## Saved data entries

^^^^^^^^^^^^^^^^

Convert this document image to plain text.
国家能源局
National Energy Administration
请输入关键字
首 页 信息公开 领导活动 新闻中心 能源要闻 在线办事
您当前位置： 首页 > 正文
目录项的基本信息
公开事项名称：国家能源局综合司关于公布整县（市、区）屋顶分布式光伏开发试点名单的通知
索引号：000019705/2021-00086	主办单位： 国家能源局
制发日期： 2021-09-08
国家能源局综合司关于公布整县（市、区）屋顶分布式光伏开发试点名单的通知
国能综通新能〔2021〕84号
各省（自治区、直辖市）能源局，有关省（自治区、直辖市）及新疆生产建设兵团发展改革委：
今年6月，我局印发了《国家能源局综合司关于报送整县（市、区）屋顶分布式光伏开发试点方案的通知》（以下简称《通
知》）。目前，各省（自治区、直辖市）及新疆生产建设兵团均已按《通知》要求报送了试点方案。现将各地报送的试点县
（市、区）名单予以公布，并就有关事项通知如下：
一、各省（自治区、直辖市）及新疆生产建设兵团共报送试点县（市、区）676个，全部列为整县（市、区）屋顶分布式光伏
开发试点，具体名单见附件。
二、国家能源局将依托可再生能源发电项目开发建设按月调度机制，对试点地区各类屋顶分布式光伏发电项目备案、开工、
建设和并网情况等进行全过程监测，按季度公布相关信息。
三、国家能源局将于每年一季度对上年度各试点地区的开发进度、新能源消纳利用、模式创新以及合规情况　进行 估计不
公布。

^^^^^^^^^^^^^^^^

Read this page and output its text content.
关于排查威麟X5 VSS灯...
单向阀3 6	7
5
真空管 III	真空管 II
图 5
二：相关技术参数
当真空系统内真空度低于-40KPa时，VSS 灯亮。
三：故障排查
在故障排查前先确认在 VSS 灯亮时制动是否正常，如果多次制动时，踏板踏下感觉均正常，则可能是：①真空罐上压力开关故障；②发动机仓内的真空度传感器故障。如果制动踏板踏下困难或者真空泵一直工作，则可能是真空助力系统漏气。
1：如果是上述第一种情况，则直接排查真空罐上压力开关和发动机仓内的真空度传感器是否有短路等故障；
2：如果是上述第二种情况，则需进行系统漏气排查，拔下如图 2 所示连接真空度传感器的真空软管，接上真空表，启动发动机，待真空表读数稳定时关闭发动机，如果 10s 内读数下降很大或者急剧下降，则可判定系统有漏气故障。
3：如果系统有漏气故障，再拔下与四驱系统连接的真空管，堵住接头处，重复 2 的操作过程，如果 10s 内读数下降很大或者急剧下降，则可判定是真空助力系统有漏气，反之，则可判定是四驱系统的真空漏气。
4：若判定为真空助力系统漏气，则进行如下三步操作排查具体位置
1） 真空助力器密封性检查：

^^^^^^^^^^^^^^^^

## Given problem
Copy every line of the listing where the word "内读数下降很大或者急剧下降" appears.

## Answer for this exercise
2：如果是上述第二种情况，则需进行系统漏气排查，拔下如图 2 所示连接真空度传感器的真空软管，接上真空表，启动发动机，待真空表读数稳定时关闭发动机，如果 10s 内读数下降很大或者急剧下降，则可判定系统有漏气故障。
3：如果系统有漏气故障，再拔下与四驱系统连接的真空管，堵住接头处，重复 2 的操作过程，如果 10s 内读数下降很大或者急剧下降，则可判定是真空助力系统有漏气，反之，则可判定是四驱系统的真空漏气。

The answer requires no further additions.